## Start

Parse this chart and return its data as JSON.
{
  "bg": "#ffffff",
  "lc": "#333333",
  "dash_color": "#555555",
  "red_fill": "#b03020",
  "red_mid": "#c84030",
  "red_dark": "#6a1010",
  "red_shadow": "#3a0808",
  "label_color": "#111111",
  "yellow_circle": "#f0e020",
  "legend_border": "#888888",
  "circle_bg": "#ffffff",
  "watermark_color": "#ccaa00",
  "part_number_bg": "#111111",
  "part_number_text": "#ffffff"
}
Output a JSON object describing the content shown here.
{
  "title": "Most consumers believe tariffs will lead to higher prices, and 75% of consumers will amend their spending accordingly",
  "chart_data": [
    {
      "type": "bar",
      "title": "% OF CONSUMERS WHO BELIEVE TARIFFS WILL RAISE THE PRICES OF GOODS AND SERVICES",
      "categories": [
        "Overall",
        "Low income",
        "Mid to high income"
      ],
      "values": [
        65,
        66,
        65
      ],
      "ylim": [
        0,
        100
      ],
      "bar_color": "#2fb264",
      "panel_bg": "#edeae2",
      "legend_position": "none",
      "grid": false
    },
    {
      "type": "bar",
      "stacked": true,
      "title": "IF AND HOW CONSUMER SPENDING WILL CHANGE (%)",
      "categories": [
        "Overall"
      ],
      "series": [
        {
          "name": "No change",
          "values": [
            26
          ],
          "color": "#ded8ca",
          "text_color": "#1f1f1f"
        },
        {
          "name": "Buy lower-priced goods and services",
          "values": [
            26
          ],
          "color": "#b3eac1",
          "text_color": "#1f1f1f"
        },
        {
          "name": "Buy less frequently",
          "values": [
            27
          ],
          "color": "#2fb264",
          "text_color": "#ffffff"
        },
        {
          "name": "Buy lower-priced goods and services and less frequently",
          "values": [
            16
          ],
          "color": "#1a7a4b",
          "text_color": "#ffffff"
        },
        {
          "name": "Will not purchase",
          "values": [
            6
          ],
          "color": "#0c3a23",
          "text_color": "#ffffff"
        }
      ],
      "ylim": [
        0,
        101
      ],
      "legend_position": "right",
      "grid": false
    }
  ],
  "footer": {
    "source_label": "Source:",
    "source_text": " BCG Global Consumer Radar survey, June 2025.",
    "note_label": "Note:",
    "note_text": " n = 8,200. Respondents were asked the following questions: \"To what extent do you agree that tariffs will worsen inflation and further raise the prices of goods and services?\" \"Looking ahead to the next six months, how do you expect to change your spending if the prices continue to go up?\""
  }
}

## End

GIVEN REQUEST: Across the records, how many lines contain "name"? Only the number should be given.

SOLUTION: 5